• _Extracted information_:

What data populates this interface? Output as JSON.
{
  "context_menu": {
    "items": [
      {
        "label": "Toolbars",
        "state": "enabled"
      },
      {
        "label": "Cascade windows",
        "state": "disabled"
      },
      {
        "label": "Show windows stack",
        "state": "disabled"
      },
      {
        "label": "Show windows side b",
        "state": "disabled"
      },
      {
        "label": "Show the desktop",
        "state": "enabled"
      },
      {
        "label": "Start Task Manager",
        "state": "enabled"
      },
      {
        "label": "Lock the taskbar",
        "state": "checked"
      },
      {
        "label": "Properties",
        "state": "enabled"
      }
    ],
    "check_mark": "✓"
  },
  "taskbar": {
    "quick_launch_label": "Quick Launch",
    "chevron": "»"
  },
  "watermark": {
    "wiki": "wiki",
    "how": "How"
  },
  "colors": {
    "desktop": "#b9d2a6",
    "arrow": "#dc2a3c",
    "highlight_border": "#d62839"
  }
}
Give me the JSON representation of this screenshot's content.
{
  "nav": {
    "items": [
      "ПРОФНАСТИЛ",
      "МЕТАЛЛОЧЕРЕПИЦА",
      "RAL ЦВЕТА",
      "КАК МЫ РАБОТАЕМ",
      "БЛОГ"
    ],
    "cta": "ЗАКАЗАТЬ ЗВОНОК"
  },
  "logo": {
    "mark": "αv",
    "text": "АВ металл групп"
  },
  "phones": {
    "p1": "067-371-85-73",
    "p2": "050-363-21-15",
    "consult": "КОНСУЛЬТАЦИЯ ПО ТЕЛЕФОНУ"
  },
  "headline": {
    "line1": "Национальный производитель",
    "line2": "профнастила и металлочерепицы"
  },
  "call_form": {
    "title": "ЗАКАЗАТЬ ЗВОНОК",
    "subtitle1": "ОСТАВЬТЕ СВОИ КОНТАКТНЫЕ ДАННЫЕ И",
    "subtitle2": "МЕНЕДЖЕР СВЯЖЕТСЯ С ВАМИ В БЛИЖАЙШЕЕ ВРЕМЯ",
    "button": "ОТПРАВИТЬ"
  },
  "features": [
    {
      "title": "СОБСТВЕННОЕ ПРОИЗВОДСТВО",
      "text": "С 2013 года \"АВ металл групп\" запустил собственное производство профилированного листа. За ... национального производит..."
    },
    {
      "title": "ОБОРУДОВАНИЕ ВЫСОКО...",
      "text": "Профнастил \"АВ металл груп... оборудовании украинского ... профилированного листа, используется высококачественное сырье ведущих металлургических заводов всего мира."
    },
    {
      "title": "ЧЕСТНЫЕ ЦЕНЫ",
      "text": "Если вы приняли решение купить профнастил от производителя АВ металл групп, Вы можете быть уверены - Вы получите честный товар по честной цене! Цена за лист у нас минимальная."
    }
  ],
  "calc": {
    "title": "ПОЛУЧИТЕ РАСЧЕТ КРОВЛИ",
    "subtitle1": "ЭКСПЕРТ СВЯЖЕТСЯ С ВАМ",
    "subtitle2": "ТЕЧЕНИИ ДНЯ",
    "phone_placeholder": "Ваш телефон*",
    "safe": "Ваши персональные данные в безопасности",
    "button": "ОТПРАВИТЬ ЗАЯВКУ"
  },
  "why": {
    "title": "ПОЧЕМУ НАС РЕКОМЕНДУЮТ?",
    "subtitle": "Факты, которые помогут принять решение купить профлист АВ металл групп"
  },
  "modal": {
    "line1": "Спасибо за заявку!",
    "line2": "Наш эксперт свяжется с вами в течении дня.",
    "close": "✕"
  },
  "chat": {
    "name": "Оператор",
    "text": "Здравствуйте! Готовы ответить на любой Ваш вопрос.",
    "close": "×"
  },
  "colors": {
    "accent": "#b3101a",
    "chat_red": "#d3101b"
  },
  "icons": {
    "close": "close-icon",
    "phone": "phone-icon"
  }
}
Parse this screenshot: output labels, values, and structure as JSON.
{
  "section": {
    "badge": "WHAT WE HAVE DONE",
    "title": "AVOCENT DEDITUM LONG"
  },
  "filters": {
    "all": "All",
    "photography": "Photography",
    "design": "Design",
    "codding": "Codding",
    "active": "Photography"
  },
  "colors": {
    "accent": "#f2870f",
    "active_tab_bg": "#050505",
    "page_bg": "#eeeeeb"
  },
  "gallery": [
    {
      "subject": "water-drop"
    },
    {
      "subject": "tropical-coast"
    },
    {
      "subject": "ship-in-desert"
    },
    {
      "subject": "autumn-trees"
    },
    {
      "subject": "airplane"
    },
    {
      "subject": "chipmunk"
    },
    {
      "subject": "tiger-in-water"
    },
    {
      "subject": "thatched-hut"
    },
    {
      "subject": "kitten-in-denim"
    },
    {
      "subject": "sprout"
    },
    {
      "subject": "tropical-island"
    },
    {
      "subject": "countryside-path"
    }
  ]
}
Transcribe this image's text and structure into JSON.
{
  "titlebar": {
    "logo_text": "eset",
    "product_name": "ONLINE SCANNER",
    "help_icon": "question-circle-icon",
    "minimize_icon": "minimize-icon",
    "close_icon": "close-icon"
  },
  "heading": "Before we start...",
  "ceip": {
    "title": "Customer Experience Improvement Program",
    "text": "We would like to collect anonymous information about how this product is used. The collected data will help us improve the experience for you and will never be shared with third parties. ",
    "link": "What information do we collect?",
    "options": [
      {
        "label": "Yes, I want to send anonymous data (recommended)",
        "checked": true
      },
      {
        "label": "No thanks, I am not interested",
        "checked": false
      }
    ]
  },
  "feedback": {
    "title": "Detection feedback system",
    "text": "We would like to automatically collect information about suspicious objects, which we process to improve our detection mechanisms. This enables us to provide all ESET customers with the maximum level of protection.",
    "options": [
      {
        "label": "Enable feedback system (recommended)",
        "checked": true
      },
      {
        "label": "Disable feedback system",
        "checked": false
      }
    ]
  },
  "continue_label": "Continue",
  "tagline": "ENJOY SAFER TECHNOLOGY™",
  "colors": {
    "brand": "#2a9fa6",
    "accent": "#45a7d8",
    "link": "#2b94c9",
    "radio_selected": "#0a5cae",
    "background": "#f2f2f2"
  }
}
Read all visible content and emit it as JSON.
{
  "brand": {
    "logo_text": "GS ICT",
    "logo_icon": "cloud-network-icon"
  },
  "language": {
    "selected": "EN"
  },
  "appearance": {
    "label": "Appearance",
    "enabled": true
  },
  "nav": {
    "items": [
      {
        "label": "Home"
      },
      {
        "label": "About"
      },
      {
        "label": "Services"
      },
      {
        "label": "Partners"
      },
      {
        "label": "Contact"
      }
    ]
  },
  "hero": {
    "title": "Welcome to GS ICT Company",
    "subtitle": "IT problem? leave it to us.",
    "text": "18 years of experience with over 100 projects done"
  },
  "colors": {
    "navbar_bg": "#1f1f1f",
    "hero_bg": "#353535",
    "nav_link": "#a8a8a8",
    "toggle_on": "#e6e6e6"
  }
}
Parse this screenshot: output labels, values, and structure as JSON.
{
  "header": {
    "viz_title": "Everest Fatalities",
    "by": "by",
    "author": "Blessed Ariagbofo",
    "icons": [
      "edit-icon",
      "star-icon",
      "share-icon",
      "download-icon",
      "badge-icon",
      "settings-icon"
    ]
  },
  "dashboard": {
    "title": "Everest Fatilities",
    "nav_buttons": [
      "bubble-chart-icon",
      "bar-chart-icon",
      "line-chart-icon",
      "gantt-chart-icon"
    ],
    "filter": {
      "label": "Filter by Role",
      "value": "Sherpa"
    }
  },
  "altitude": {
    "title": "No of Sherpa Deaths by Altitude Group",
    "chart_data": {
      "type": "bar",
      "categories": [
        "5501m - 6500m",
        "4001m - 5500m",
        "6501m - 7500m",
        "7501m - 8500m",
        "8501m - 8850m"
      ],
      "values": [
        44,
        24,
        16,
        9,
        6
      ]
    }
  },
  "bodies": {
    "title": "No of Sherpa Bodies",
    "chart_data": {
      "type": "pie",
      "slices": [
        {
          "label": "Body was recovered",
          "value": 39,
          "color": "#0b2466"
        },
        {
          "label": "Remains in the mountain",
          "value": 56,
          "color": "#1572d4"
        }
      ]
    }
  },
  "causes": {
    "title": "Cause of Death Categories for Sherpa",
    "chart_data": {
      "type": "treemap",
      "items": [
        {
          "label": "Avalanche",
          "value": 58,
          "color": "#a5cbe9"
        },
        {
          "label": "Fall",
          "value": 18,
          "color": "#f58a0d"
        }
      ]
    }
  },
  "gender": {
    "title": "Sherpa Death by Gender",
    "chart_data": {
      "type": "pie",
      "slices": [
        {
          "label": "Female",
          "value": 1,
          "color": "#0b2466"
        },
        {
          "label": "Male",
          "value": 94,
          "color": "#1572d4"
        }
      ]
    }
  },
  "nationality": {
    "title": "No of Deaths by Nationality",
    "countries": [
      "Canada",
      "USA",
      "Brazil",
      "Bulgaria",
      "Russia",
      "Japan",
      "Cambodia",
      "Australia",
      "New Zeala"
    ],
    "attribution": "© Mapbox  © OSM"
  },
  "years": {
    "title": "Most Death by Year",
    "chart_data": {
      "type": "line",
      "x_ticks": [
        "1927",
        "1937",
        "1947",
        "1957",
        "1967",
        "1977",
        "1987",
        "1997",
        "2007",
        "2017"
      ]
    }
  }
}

• _Problem details_:
Extract, from the material above, each line holding the word "content".

• _Result below_:
Give me the JSON representation of this screenshot's content.
Read all visible content and emit it as JSON.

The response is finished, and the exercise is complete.